- _WHAT YOU SHOULD DO_
Tally up the lines where the string "matrix" appears; reply with the number only.

- _PROVIDED DATA_
>> Begin

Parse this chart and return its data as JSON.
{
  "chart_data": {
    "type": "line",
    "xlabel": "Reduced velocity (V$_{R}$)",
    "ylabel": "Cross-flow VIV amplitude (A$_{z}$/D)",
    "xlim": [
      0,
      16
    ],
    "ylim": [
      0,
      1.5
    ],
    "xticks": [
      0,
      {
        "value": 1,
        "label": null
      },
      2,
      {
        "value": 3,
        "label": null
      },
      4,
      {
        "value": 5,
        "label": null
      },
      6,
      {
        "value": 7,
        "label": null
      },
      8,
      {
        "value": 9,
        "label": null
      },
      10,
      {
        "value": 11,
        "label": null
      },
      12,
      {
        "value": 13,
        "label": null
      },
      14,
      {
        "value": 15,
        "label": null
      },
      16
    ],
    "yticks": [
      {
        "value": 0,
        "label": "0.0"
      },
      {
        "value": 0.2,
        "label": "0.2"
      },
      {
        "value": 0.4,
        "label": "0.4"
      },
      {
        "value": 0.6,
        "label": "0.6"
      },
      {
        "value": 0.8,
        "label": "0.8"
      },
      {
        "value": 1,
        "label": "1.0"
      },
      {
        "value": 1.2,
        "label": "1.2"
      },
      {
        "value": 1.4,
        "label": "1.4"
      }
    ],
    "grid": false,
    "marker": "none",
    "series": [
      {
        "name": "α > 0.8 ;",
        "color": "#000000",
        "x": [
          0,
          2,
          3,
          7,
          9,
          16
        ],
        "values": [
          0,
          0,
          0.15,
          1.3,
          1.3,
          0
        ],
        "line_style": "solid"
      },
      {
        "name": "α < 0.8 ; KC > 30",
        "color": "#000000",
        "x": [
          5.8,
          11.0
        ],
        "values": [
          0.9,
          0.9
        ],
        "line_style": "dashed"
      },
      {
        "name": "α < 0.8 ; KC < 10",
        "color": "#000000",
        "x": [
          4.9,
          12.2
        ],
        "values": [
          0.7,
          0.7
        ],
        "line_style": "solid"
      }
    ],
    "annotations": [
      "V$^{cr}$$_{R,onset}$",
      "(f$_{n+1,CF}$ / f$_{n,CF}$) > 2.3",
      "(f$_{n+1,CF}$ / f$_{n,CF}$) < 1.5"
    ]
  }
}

>> End
>> Begin

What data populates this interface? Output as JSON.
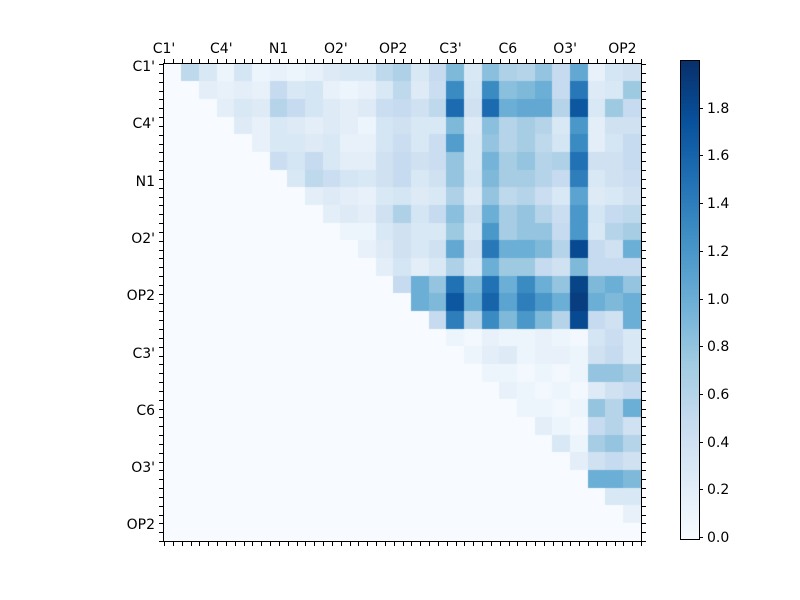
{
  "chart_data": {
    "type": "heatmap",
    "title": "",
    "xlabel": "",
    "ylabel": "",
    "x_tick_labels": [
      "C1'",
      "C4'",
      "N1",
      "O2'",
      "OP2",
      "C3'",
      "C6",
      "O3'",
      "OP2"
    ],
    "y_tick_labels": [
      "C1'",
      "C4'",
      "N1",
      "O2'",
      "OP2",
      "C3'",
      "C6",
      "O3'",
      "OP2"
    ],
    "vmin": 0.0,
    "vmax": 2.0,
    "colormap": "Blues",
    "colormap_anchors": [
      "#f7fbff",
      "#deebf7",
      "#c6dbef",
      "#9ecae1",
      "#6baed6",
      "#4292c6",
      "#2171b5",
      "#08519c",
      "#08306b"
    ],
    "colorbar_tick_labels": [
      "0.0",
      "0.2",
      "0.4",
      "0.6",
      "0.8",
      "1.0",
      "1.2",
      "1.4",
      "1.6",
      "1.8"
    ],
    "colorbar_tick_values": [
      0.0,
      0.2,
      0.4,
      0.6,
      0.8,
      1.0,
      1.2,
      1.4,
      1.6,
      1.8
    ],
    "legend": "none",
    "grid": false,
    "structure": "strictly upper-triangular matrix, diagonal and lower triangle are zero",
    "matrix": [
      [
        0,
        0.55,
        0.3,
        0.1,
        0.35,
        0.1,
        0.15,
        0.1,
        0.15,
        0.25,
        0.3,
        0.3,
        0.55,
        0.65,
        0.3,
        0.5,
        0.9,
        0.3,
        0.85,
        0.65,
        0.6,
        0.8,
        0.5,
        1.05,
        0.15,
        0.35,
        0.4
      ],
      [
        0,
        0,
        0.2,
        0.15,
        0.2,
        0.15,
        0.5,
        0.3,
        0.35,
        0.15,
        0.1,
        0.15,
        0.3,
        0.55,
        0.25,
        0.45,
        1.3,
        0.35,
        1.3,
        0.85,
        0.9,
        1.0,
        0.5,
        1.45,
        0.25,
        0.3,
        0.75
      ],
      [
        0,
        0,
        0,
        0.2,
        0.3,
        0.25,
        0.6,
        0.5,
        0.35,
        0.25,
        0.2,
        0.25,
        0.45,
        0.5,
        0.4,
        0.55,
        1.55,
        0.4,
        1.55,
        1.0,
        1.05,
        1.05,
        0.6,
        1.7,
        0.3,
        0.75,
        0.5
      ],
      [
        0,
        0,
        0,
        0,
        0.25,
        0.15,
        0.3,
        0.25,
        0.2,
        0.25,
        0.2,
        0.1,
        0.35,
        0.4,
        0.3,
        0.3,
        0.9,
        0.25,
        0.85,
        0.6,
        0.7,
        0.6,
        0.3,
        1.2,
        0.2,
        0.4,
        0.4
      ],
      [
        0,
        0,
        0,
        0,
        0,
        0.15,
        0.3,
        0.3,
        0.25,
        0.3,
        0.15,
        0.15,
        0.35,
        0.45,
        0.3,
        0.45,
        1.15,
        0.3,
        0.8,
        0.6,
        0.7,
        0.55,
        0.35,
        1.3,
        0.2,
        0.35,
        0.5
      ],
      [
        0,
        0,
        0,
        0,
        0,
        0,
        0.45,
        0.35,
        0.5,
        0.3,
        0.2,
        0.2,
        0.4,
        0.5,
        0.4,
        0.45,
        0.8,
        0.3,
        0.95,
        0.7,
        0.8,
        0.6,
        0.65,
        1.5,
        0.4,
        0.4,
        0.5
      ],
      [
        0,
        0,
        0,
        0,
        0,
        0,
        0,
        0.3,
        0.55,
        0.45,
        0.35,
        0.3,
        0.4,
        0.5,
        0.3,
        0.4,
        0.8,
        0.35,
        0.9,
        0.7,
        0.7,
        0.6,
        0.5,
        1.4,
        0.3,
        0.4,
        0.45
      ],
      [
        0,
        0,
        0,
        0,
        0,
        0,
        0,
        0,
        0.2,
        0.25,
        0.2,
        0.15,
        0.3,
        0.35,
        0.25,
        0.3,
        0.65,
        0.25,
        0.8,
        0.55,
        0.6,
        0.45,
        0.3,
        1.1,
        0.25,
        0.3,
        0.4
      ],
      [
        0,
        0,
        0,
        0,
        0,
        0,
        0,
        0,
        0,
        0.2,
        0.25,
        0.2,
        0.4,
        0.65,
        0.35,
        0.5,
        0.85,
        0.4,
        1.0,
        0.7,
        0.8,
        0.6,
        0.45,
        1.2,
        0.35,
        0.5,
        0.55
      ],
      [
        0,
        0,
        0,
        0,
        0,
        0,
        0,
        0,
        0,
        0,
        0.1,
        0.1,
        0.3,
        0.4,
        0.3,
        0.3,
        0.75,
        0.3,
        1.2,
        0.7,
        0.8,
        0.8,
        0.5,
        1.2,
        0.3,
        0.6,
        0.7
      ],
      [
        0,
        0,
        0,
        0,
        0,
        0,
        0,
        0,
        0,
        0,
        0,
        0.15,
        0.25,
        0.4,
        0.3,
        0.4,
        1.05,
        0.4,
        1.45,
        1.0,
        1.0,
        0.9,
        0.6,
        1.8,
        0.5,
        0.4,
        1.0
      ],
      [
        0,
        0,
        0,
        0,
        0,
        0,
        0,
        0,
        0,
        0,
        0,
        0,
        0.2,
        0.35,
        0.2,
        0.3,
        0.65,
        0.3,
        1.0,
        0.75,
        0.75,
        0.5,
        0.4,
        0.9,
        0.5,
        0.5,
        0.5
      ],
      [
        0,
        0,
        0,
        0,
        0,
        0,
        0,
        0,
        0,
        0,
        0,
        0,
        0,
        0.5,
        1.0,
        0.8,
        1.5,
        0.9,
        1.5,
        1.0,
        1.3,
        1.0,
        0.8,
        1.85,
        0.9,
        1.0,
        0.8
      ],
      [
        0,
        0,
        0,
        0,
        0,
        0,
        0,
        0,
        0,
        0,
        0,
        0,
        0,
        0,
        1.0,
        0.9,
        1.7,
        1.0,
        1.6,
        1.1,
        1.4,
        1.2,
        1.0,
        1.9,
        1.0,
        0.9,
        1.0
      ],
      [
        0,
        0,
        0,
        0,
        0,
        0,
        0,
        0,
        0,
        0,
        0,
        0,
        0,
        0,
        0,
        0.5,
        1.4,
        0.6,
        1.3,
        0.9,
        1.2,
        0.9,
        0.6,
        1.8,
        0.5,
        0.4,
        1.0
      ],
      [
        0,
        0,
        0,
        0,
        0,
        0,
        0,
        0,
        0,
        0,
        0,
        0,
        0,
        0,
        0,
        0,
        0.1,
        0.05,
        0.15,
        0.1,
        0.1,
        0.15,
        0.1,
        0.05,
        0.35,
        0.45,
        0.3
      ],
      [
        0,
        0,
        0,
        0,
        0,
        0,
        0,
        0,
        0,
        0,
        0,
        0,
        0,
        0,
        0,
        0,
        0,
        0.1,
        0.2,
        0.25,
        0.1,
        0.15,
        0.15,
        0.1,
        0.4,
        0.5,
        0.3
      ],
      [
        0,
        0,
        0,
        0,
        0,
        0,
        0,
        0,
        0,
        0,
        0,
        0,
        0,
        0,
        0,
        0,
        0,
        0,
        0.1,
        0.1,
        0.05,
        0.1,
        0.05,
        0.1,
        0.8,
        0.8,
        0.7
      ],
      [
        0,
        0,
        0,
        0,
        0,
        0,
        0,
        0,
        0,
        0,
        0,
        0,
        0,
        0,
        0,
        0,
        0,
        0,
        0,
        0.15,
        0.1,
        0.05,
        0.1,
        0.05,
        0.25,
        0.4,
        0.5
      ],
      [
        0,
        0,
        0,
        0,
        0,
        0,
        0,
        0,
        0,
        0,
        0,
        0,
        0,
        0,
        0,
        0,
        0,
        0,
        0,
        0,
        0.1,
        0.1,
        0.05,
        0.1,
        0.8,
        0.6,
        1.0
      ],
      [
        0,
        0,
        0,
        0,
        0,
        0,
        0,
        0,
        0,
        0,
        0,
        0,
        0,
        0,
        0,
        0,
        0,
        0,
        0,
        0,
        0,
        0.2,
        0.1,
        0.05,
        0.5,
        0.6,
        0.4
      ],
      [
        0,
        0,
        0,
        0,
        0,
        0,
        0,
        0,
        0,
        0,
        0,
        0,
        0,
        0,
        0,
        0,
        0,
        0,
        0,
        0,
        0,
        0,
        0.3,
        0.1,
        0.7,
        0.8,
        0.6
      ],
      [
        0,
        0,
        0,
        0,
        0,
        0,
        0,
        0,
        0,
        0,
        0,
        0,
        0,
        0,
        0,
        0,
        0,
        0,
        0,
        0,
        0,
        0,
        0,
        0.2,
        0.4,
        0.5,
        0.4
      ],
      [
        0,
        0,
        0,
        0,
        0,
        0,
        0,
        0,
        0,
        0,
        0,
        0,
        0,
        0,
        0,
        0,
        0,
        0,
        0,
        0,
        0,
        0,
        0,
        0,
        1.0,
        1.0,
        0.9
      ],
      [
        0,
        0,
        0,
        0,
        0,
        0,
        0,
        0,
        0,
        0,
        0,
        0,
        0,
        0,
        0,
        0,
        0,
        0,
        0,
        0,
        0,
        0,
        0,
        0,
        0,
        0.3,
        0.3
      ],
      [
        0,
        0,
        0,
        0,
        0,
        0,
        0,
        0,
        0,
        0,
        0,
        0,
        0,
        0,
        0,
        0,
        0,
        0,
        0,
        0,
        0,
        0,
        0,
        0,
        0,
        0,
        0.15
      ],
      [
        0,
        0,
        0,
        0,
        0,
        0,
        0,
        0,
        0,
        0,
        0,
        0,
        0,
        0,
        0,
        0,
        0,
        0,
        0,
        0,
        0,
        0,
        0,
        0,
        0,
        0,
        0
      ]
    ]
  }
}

>> End

- _TASK OUTPUT_
2